TRECHO DA FONTE:
◆ ◆ ◆ ◆ ◆
Por isso, O deus-verme é um poema que reflete sobre a impermanência de todas as coisas e a vulnerabilidade da condição humana.
A originalidade de Augusto dos Anjos
O crítico literário Otto Maria Carpeaux classificou Augusto dos Anjos (1884-1914) como o poeta mais original da literatura brasileira.
É fato: o poeta da “angústia absurda e tragicômica” criou um universo que parece rejeitar todas as comparações.
Esteticamente, alguns classificam-no como parnasiano, outros como simbolista, outros como pré-modernista… E disso notamos que não há como resumi-lo num movimento literário.
Os poemas de Augusto dos Anjos harmonizam uma excentricidade incrível com comicidade e pessimismo, lançando mão de termos científicos e exóticos que aparentemente repelem o discurso poético, além de metáforas impressionantemente originais e uma filosofia particular.
Poeta excêntrico, cuja obra é tôda ela um grito de dor que sangra por mil feridas. Mesmo dizendo blasfêmias, mesmo falando na corrupção da matéria orgânica, crepita em fagulhas de gênio. (Horácio de Almeida)
Infância infeliz, vida adulta instável e conturbada; existência breve e marcada por episódios dramáticos: assim podemos resumir este poeta brasileiro que, repetindo Horácio de Almeida, deixou-nos uma obra que “crepita em fagulhas de gênio”.
Sobre Augusto dos Anjos
Augusto dos Anjos nasceu em 20 de abril de 1884, no Engenho Pau D’Arco, no atual município de Sapé, na Paraíba.
◆ ◆ ◆ ◆ ◆
Escreva a continuação do texto sobre Augusto dos Anjos a partir da última frase do trecho da fonte. Estes registros vêm de uma fonte diferente da do texto sobre Augusto dos Anjos.

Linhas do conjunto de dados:
◆ ◆ ◆ ◆ ◆
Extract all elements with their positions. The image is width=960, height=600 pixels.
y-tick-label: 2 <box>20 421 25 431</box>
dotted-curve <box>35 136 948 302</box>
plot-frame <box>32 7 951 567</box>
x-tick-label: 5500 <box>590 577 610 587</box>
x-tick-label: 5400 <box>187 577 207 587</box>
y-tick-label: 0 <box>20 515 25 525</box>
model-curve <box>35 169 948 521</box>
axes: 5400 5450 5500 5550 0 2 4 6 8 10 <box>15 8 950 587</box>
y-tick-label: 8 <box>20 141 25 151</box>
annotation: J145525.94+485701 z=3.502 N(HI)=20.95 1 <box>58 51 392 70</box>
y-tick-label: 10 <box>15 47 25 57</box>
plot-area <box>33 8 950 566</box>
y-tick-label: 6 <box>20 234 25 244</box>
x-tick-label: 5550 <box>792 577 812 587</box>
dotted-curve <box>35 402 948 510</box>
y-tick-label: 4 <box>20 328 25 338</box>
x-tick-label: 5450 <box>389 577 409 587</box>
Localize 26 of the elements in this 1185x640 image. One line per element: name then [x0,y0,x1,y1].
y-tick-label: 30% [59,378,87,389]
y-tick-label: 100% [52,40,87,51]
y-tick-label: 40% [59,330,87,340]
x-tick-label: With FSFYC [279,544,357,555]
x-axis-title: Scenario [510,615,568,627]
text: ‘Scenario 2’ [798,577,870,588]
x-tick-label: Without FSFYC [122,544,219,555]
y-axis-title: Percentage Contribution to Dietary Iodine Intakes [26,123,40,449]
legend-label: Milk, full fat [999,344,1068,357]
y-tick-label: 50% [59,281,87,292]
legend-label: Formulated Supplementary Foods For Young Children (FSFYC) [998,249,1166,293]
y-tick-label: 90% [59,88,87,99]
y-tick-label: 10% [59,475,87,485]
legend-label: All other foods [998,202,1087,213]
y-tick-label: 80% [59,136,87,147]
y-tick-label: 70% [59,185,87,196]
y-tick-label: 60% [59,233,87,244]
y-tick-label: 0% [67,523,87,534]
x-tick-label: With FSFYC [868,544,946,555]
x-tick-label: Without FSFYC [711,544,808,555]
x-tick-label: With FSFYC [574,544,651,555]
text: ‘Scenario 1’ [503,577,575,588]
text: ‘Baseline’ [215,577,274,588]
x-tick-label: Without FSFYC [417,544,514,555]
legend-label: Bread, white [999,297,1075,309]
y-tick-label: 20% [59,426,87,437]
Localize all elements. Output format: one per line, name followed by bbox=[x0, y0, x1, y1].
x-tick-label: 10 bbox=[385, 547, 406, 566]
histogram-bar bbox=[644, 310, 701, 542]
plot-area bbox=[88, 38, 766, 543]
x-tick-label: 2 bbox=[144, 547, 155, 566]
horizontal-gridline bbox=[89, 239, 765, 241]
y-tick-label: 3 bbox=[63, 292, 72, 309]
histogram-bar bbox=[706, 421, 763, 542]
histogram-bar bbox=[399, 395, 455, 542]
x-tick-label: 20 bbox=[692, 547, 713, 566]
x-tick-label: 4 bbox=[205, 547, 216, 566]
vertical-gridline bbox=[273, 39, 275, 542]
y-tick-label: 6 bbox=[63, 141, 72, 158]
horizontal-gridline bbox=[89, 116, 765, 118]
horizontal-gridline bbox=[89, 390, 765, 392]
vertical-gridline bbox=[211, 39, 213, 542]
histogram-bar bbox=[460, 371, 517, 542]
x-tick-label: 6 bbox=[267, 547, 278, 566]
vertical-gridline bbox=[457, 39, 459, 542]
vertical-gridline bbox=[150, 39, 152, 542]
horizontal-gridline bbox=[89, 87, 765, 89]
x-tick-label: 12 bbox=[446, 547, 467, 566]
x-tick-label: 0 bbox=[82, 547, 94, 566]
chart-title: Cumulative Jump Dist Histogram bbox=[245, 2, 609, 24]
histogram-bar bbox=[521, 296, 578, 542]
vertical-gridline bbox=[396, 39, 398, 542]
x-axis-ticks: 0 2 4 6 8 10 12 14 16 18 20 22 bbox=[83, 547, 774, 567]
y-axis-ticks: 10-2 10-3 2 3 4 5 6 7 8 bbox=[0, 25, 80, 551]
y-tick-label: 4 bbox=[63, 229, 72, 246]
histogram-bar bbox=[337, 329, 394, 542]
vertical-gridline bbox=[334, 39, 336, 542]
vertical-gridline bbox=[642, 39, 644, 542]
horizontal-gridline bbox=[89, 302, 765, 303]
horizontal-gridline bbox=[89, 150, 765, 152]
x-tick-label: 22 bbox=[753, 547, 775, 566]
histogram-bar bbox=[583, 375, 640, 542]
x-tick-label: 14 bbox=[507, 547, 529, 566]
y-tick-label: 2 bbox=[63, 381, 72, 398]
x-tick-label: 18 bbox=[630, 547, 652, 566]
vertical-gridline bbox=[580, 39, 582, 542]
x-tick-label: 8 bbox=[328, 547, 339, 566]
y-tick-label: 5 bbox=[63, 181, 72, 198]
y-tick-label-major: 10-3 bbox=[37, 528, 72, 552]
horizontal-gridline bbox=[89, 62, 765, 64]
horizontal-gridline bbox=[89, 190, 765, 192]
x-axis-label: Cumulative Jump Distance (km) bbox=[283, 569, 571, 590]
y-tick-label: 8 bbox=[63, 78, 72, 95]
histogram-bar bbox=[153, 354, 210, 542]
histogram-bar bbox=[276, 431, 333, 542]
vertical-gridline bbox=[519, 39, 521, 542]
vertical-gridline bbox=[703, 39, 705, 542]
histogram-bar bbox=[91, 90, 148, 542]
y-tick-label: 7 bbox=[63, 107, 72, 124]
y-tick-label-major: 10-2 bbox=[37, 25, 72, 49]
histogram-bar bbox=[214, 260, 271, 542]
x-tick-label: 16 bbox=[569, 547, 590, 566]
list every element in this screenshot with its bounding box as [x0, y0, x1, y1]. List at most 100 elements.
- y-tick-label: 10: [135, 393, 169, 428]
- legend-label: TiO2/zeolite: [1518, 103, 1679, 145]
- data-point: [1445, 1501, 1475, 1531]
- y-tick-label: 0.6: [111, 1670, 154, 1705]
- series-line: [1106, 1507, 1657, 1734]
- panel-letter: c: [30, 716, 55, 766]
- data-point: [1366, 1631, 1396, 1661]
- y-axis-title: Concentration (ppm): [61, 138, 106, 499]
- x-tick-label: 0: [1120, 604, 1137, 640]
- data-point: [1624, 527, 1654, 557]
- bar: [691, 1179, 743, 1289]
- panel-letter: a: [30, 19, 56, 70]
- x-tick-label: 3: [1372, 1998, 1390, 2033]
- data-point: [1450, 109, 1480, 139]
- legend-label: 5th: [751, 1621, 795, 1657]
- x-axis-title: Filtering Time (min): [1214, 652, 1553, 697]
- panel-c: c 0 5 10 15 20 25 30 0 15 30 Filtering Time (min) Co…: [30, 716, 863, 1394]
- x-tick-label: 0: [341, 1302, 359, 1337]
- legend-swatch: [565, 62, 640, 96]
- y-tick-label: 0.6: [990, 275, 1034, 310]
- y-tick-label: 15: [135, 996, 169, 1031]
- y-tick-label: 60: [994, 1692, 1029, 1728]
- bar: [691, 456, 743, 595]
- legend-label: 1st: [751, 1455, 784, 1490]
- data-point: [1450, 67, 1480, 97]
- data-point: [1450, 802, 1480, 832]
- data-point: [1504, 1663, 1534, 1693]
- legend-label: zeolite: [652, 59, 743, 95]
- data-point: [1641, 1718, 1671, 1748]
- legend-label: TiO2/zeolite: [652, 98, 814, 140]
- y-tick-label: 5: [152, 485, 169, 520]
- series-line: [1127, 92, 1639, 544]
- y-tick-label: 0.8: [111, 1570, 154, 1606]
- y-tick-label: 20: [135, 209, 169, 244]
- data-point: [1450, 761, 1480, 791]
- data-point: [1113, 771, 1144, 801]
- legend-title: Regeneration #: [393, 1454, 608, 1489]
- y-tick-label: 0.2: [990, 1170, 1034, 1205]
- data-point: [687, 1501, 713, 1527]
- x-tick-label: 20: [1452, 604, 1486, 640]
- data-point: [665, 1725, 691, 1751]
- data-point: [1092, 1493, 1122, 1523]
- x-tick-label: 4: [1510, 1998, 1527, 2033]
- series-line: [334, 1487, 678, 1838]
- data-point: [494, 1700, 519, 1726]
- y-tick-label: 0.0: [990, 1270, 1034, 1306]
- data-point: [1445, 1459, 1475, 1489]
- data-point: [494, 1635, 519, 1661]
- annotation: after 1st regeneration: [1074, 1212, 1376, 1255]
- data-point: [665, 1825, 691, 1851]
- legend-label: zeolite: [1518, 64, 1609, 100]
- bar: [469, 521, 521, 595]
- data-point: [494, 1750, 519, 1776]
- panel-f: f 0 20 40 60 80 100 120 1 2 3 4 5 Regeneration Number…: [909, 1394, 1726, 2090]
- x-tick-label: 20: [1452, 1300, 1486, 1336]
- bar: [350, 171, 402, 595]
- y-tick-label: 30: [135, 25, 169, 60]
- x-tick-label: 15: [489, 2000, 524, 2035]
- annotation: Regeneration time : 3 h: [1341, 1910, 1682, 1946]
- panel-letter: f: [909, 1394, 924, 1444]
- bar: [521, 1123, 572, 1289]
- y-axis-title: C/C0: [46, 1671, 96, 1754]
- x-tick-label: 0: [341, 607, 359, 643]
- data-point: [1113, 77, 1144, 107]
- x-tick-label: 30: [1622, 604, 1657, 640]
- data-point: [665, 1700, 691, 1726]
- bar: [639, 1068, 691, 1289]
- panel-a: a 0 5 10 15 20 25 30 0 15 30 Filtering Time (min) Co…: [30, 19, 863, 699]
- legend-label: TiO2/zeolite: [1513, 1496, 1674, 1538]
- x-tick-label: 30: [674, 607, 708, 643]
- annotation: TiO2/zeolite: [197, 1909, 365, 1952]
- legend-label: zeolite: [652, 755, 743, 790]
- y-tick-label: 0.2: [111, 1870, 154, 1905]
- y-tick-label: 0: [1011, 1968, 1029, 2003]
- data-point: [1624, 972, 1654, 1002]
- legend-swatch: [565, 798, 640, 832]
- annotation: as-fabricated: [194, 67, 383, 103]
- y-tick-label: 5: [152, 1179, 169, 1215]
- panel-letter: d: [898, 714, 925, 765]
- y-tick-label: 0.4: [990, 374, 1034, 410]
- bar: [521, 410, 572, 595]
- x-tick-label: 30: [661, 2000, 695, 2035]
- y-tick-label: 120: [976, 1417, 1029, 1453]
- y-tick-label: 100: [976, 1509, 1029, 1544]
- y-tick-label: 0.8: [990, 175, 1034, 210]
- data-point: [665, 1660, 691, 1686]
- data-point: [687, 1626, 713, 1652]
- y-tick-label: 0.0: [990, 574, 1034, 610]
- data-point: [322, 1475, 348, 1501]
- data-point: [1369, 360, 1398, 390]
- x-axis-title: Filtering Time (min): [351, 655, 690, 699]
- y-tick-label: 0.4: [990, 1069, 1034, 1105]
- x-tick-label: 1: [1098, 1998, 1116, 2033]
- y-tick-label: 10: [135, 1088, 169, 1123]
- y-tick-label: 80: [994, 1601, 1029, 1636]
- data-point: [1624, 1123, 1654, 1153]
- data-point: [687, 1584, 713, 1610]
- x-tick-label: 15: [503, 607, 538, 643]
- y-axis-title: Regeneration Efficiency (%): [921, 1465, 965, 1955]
◆ ◆ ◆ ◆ ◆
RESPOSTA:
Horácio de Almeida conta-nos o seguinte:
Teve êsse poeta uma infância sem alegria no engenho Pau d’Arco. O ambiente que ali respirava asfixiava-o. Sua mãe, Sinhá-Mocinha, era quem mandava, como ditadora, naquele mundo de horizontes fechados. Seu pai, dr. Alexandre dos Anjos, homem boníssimo, de sólida cultura humanista, versado em latim, grego, matemática, ciências naturais, história e disciplinas correlatas, não mandava coisa alguma, nem na casa, nem no engenho. Mas foi êle quem pôs a carta de A-B-C nas mãos de Augusto e preparou o rapaz para os exames no Liceu Paraibano em tôdas as matérias do curso de humanidades.
(,,,)
Aos 16 anos de idade apaixonou-se por uma mocinha do Pau d’Arco, que morava sob o mesmo teto, na casa grande do engenho. Era uma jovem que emigrara do sertão da Borborema, tangida pela sêca que expulsa do solo calcinado os moradores da terra, em levas de retirantes. Augusto não era ainda o môço triste que depois se tornou, quando o vento da desgraça varreu a sua felicidade. Deu à amada todo o seu afeto e naquele bucólico meio os dois sentiram os corações abrasados. Na cegueira dos que amam, ela acabou se entregando a êle.
Mas o idílio durou pouco porque o caso chegou logo ao conhecimento de Sinhá-Mocinha. De pronto, a môça foi retirada para um esconderijo das vizinhanças, levando já no ventre o fruto do seu amor. Ferida na sua sensibilidade orgulhosa, Sinhá-Mocinha não podia tolerar uma semelhante união e mais revoltada ficou quando o rapaz se propôs a reparar o mal por meio do casamento. Deu-se então o desfecho trágico do drama passional, porque a môça morreu e o rapaz sofreu com êsse fato um transtorno psíquico, que o deixou sombrio para todo o sempre
Em 1903, o poeta matriculou-se na Faculdade de Direito de Recife e começou a publicar versos no jornal paraibano O Comércio.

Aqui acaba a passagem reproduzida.